> [Requirements]: Identify all lines in the listing that include the word "Growth", and copy them out.

====

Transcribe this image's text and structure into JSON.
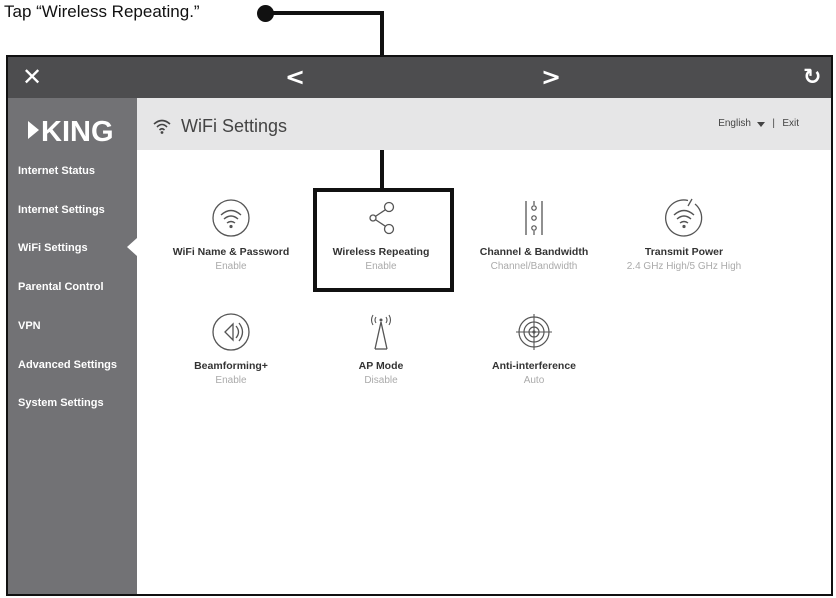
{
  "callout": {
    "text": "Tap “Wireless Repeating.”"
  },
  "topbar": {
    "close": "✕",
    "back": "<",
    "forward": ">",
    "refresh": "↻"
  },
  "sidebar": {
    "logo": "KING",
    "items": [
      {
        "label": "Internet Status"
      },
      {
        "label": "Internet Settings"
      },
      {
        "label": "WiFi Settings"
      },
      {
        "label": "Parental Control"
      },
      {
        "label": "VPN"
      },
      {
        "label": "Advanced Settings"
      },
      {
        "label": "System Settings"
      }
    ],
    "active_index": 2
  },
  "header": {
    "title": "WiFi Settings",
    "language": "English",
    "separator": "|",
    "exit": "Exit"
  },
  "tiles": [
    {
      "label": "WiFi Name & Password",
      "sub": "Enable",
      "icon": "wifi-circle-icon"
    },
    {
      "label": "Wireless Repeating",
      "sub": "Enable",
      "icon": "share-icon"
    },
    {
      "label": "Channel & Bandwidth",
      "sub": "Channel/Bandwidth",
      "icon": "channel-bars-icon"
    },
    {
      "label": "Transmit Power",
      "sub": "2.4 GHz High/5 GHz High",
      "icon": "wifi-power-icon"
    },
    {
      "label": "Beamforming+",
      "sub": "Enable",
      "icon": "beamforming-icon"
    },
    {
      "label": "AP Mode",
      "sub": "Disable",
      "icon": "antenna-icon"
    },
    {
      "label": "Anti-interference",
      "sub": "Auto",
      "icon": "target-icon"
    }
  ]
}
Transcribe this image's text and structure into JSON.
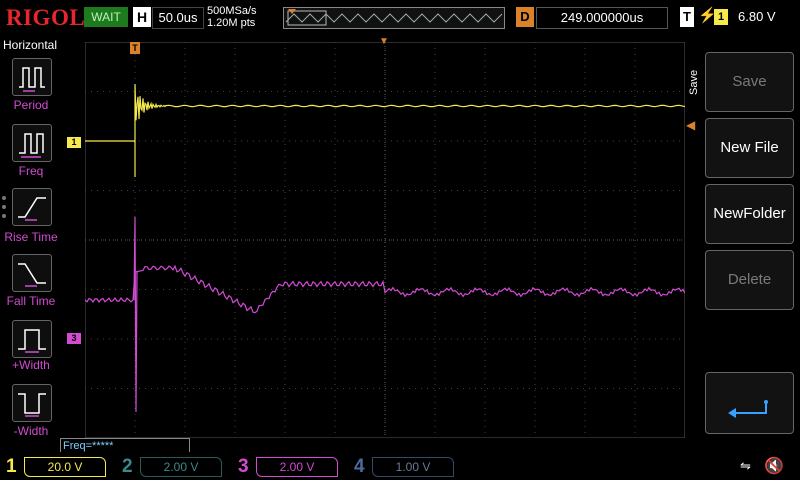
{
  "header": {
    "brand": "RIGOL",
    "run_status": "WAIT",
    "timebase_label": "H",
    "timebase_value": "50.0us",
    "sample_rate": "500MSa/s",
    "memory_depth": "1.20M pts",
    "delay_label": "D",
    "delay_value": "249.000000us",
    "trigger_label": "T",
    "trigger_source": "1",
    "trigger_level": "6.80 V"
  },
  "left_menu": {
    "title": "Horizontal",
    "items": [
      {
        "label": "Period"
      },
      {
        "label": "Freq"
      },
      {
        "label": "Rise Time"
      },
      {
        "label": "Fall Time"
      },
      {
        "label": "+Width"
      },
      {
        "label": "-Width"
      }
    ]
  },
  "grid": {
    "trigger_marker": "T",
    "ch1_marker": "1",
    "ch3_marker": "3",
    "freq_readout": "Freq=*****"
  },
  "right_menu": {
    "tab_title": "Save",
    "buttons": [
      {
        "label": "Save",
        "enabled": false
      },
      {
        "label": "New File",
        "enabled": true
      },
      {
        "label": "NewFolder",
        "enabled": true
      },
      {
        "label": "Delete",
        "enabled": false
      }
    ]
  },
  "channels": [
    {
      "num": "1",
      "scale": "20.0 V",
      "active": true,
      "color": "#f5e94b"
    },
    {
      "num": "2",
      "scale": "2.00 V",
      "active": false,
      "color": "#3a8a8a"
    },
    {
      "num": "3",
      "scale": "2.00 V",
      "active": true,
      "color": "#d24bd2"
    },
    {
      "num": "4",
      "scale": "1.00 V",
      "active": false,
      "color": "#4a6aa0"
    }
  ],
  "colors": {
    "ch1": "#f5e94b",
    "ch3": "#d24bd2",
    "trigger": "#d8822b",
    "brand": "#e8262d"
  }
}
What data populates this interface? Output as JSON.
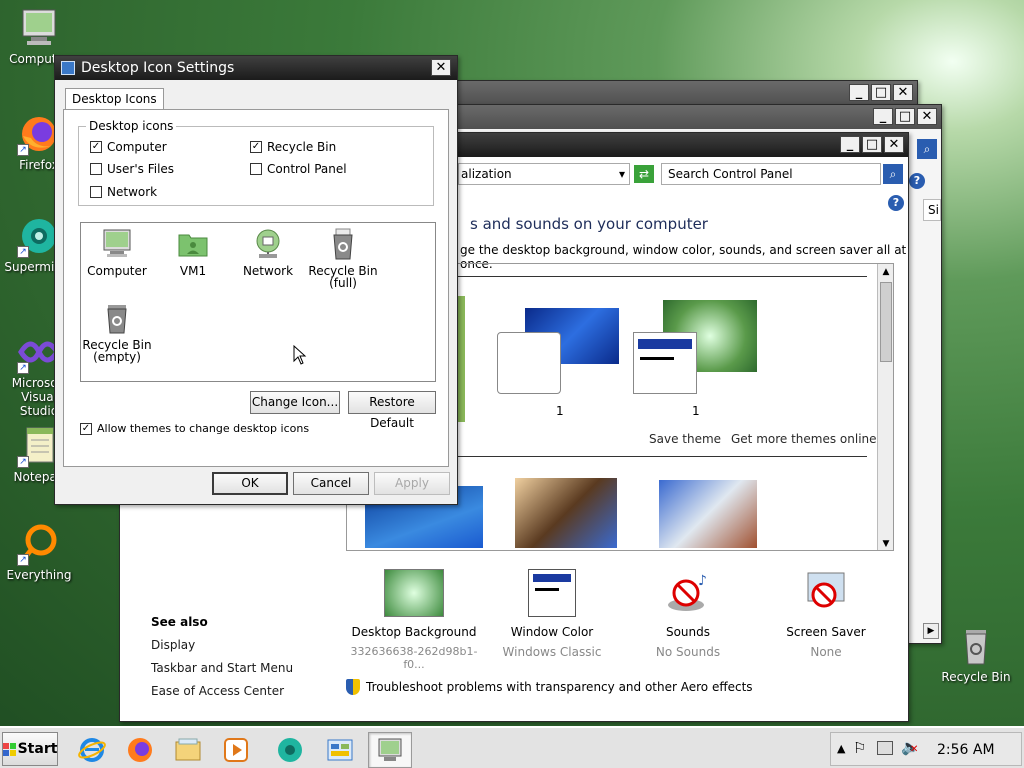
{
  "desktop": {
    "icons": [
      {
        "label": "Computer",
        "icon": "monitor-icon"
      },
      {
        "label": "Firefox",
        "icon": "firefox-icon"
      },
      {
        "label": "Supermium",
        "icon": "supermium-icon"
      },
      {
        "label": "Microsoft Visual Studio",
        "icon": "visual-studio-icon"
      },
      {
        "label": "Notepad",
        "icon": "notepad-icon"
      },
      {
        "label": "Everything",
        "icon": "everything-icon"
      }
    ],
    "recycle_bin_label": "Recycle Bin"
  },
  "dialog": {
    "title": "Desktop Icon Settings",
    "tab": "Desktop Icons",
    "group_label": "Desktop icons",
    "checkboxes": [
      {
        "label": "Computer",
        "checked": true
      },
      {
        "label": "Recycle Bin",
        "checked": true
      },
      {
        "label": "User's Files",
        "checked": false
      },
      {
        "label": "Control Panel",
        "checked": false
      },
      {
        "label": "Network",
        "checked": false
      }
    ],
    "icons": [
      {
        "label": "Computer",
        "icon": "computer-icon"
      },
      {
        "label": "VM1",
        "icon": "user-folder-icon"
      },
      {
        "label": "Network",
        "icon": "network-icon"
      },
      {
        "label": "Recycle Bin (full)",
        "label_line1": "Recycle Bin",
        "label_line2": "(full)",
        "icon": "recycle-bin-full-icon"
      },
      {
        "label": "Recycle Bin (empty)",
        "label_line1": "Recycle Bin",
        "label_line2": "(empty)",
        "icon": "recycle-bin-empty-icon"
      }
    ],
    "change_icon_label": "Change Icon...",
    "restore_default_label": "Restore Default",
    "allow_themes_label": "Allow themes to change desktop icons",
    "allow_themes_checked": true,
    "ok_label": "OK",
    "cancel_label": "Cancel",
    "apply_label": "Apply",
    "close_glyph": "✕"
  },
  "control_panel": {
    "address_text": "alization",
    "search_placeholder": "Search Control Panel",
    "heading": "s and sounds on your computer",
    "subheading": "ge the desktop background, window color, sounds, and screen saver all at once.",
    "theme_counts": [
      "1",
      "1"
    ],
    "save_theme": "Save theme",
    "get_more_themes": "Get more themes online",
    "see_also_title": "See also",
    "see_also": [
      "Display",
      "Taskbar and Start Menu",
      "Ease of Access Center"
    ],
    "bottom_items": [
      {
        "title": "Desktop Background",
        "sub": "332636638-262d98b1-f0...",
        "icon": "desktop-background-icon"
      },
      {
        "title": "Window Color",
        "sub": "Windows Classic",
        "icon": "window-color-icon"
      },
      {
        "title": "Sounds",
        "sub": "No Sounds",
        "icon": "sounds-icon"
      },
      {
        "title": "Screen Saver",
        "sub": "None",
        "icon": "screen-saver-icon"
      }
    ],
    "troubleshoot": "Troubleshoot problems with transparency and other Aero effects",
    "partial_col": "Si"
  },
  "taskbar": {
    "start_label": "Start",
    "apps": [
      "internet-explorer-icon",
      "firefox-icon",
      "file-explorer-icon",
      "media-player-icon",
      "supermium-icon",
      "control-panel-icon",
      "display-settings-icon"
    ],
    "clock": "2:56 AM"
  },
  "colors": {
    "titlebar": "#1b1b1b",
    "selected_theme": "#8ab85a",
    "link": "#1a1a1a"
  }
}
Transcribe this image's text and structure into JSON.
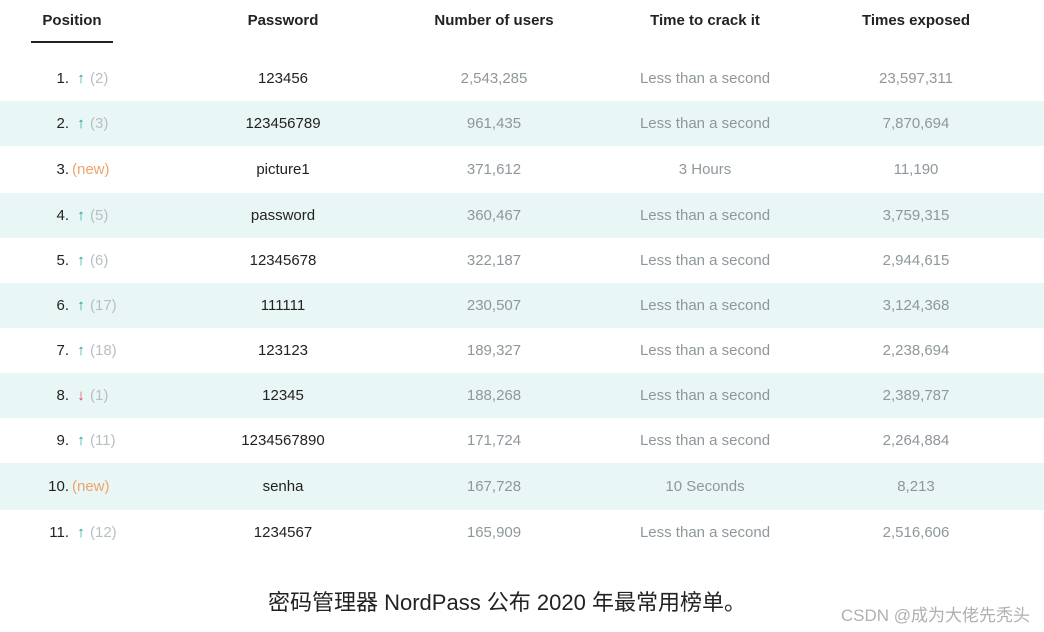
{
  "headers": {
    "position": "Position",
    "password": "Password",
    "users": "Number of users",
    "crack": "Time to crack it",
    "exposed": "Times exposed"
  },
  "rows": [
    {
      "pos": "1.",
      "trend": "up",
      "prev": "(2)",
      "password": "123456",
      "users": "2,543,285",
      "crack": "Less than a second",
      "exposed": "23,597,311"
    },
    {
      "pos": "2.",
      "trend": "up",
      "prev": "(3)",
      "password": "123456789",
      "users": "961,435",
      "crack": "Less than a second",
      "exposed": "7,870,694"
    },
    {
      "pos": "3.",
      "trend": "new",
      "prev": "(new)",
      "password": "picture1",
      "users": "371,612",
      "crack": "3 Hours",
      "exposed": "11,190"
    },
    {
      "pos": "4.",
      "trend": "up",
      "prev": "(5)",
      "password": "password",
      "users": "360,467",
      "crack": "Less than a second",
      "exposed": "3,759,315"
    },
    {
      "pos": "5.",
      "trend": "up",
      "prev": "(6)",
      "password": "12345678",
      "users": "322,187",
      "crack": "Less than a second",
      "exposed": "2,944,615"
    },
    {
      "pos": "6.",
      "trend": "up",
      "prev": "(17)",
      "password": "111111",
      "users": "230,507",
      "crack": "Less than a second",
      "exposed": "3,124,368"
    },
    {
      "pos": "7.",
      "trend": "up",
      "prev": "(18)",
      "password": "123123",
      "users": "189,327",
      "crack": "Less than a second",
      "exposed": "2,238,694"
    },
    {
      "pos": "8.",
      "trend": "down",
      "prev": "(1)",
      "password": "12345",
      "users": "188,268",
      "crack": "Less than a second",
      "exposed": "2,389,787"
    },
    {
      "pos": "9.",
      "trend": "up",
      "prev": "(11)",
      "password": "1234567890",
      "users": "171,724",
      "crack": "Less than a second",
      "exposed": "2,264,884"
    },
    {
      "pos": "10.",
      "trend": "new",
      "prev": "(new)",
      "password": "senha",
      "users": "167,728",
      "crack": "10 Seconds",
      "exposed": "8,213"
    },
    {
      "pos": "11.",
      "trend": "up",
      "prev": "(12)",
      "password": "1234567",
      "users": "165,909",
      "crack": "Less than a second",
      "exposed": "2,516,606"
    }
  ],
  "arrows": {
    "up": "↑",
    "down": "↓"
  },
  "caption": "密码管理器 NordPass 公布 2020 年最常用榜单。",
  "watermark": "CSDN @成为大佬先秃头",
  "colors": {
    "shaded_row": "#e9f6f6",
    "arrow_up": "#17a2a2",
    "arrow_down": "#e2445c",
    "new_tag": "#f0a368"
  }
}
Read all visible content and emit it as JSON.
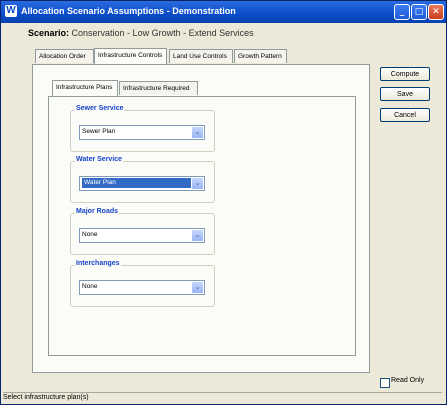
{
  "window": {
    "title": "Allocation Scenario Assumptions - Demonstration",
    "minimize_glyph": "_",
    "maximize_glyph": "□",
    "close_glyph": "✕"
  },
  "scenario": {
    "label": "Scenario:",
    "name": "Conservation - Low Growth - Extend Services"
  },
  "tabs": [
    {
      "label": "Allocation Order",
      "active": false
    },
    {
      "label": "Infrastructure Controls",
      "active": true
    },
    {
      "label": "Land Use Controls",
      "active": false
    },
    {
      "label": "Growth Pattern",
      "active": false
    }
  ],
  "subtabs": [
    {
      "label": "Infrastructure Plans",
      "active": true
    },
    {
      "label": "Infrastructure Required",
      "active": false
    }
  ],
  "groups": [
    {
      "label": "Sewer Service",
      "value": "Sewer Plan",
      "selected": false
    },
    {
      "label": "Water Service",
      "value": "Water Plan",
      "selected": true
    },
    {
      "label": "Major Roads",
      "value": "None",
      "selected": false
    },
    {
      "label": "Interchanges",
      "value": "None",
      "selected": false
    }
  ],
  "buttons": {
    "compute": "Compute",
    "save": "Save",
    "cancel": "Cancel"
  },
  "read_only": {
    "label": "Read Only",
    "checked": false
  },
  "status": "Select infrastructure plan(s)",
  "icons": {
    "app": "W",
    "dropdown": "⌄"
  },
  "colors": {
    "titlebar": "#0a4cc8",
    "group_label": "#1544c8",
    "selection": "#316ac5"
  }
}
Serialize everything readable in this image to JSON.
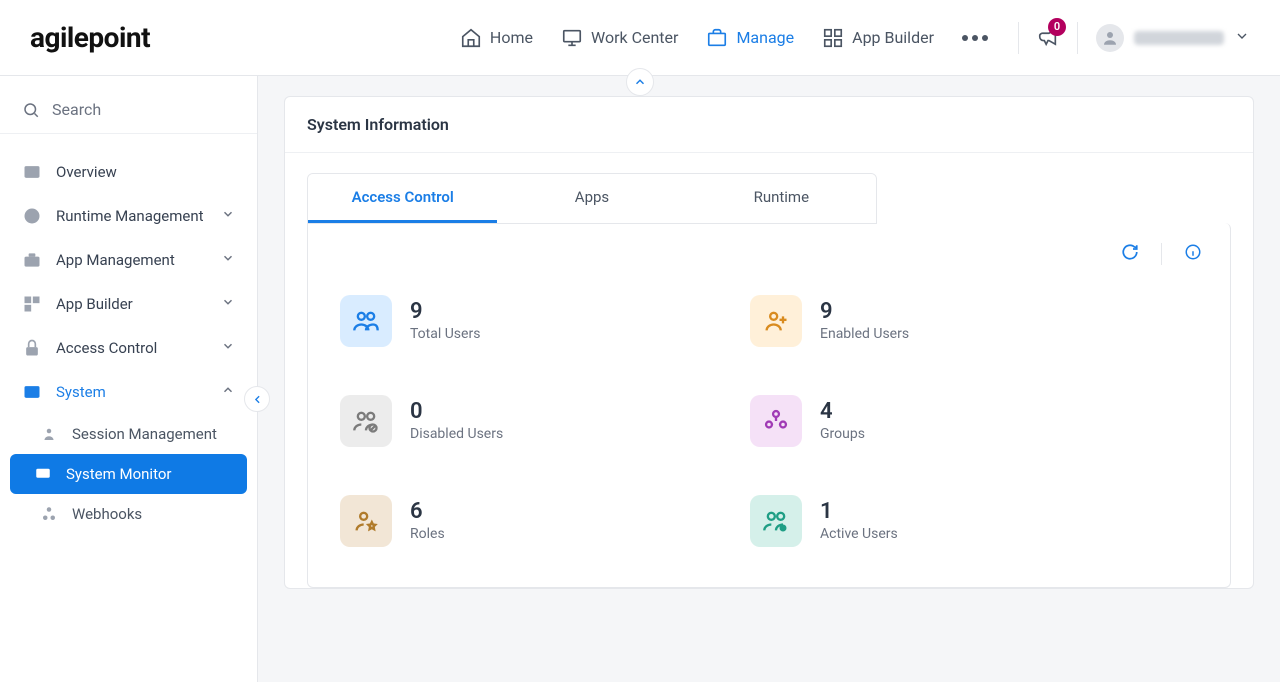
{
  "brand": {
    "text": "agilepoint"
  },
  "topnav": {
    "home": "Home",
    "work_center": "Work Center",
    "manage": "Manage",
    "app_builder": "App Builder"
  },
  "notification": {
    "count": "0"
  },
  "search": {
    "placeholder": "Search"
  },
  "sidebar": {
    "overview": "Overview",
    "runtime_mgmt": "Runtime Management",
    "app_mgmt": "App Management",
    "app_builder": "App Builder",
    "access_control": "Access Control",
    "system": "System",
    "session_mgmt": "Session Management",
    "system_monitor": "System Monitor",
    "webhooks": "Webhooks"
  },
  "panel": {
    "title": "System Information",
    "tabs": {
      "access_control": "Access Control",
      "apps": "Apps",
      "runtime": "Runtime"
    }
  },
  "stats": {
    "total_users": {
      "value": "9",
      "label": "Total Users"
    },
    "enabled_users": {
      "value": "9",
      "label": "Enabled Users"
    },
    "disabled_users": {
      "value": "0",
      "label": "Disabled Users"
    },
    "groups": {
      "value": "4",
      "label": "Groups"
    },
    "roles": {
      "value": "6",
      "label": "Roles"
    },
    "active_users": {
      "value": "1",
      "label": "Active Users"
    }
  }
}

====

> [Complete response]:
    "name": "Conservation - Low Growth - Extend Services"
      "label": "Growth Pattern",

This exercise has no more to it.